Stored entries
________________________________________

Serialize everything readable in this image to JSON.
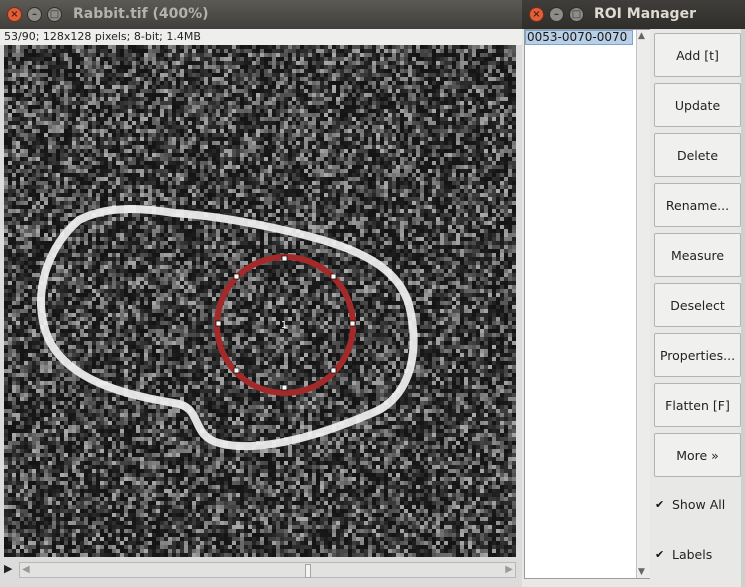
{
  "image_window": {
    "title": "Rabbit.tif (400%)",
    "info": "53/90; 128x128 pixels; 8-bit; 1.4MB",
    "roi_label": "1",
    "colors": {
      "roi_stroke": "#a32a2a",
      "contour": "#f2f2f2"
    }
  },
  "roi_manager": {
    "title": "ROI Manager",
    "list": [
      "0053-0070-0070"
    ],
    "buttons": [
      "Add [t]",
      "Update",
      "Delete",
      "Rename...",
      "Measure",
      "Deselect",
      "Properties...",
      "Flatten [F]",
      "More »"
    ],
    "checkboxes": [
      {
        "label": "Show All",
        "checked": true
      },
      {
        "label": "Labels",
        "checked": true
      }
    ]
  }
}
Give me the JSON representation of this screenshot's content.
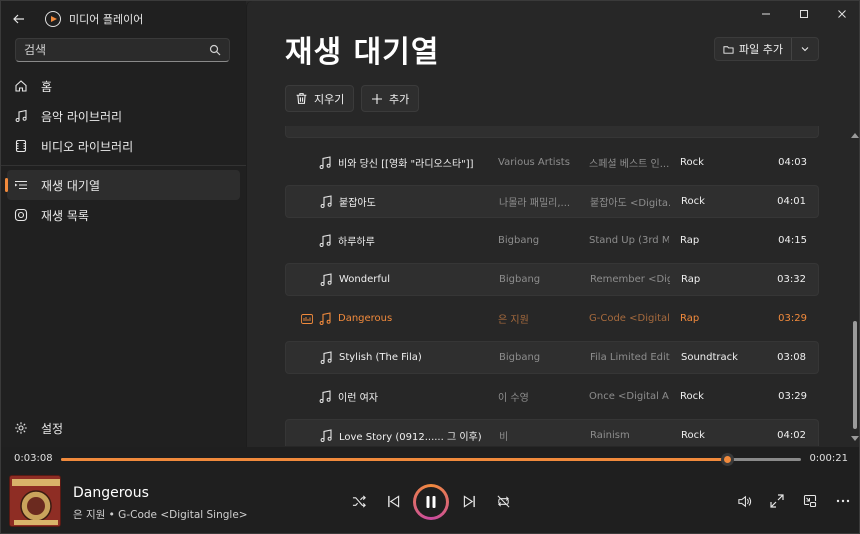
{
  "app": {
    "title": "미디어 플레이어"
  },
  "search": {
    "placeholder": "검색"
  },
  "sidebar": {
    "items": [
      {
        "label": "홈",
        "icon": "home-icon"
      },
      {
        "label": "음악 라이브러리",
        "icon": "music-note-icon"
      },
      {
        "label": "비디오 라이브러리",
        "icon": "film-icon"
      },
      {
        "label": "재생 대기열",
        "icon": "queue-icon",
        "active": true
      },
      {
        "label": "재생 목록",
        "icon": "playlist-icon"
      }
    ],
    "settings_label": "설정"
  },
  "main": {
    "title": "재생 대기열",
    "add_file_label": "파일 추가",
    "clear_label": "지우기",
    "add_label": "추가"
  },
  "queue": [
    {
      "title": "비와 당신 [[영화 \"라디오스타\"]]",
      "artist": "Various Artists",
      "album": "스페셜 베스트 인...",
      "genre": "Rock",
      "time": "04:03",
      "shade": false,
      "active": false
    },
    {
      "title": "붙잡아도",
      "artist": "나몰라 패밀리,...",
      "album": "붙잡아도 <Digita...",
      "genre": "Rock",
      "time": "04:01",
      "shade": true,
      "active": false
    },
    {
      "title": "하루하루",
      "artist": "Bigbang",
      "album": "Stand Up (3rd M...",
      "genre": "Rap",
      "time": "04:15",
      "shade": false,
      "active": false
    },
    {
      "title": "Wonderful",
      "artist": "Bigbang",
      "album": "Remember <Dig...",
      "genre": "Rap",
      "time": "03:32",
      "shade": true,
      "active": false
    },
    {
      "title": "Dangerous",
      "artist": "은 지원",
      "album": "G-Code <Digital...",
      "genre": "Rap",
      "time": "03:29",
      "shade": false,
      "active": true
    },
    {
      "title": "Stylish (The Fila)",
      "artist": "Bigbang",
      "album": "Fila Limited Editi...",
      "genre": "Soundtrack",
      "time": "03:08",
      "shade": true,
      "active": false
    },
    {
      "title": "이런 여자",
      "artist": "이 수영",
      "album": "Once <Digital Al...",
      "genre": "Rock",
      "time": "03:29",
      "shade": false,
      "active": false
    },
    {
      "title": "Love Story (0912...... 그 이후)",
      "artist": "비",
      "album": "Rainism",
      "genre": "Rock",
      "time": "04:02",
      "shade": true,
      "active": false
    }
  ],
  "player": {
    "elapsed": "0:03:08",
    "remaining": "0:00:21",
    "progress": 0.9,
    "now_playing_title": "Dangerous",
    "now_playing_subtitle": "은 지원 • G-Code <Digital Single>"
  },
  "colors": {
    "accent": "#f18a3c"
  }
}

________________________________________

Without the pictures, restate each entry exactly.

Serialize everything readable in this image to JSON.
{
  "image_window": {
    "title": "Rabbit.tif (400%)",
    "info": "53/90; 128x128 pixels; 8-bit; 1.4MB",
    "roi_label": "1",
    "colors": {
      "roi_stroke": "#a32a2a",
      "contour": "#f2f2f2"
    }
  },
  "roi_manager": {
    "title": "ROI Manager",
    "list": [
      "0053-0070-0070"
    ],
    "buttons": [
      "Add [t]",
      "Update",
      "Delete",
      "Rename...",
      "Measure",
      "Deselect",
      "Properties...",
      "Flatten [F]",
      "More »"
    ],
    "checkboxes": [
      {
        "label": "Show All",
        "checked": true
      },
      {
        "label": "Labels",
        "checked": true
      }
    ]
  }
}
Give me the JSON representation of this screenshot's content.
{
  "app": {
    "title": "미디어 플레이어"
  },
  "search": {
    "placeholder": "검색"
  },
  "sidebar": {
    "items": [
      {
        "label": "홈",
        "icon": "home-icon"
      },
      {
        "label": "음악 라이브러리",
        "icon": "music-note-icon"
      },
      {
        "label": "비디오 라이브러리",
        "icon": "film-icon"
      },
      {
        "label": "재생 대기열",
        "icon": "queue-icon",
        "active": true
      },
      {
        "label": "재생 목록",
        "icon": "playlist-icon"
      }
    ],
    "settings_label": "설정"
  },
  "main": {
    "title": "재생 대기열",
    "add_file_label": "파일 추가",
    "clear_label": "지우기",
    "add_label": "추가"
  },
  "queue": [
    {
      "title": "비와 당신 [[영화 \"라디오스타\"]]",
      "artist": "Various Artists",
      "album": "스페셜 베스트 인...",
      "genre": "Rock",
      "time": "04:03",
      "shade": false,
      "active": false
    },
    {
      "title": "붙잡아도",
      "artist": "나몰라 패밀리,...",
      "album": "붙잡아도 <Digita...",
      "genre": "Rock",
      "time": "04:01",
      "shade": true,
      "active": false
    },
    {
      "title": "하루하루",
      "artist": "Bigbang",
      "album": "Stand Up (3rd M...",
      "genre": "Rap",
      "time": "04:15",
      "shade": false,
      "active": false
    },
    {
      "title": "Wonderful",
      "artist": "Bigbang",
      "album": "Remember <Dig...",
      "genre": "Rap",
      "time": "03:32",
      "shade": true,
      "active": false
    },
    {
      "title": "Dangerous",
      "artist": "은 지원",
      "album": "G-Code <Digital...",
      "genre": "Rap",
      "time": "03:29",
      "shade": false,
      "active": true
    },
    {
      "title": "Stylish (The Fila)",
      "artist": "Bigbang",
      "album": "Fila Limited Editi...",
      "genre": "Soundtrack",
      "time": "03:08",
      "shade": true,
      "active": false
    },
    {
      "title": "이런 여자",
      "artist": "이 수영",
      "album": "Once <Digital Al...",
      "genre": "Rock",
      "time": "03:29",
      "shade": false,
      "active": false
    },
    {
      "title": "Love Story (0912...... 그 이후)",
      "artist": "비",
      "album": "Rainism",
      "genre": "Rock",
      "time": "04:02",
      "shade": true,
      "active": false
    }
  ],
  "player": {
    "elapsed": "0:03:08",
    "remaining": "0:00:21",
    "progress": 0.9,
    "now_playing_title": "Dangerous",
    "now_playing_subtitle": "은 지원 • G-Code <Digital Single>"
  },
  "colors": {
    "accent": "#f18a3c"
  }
}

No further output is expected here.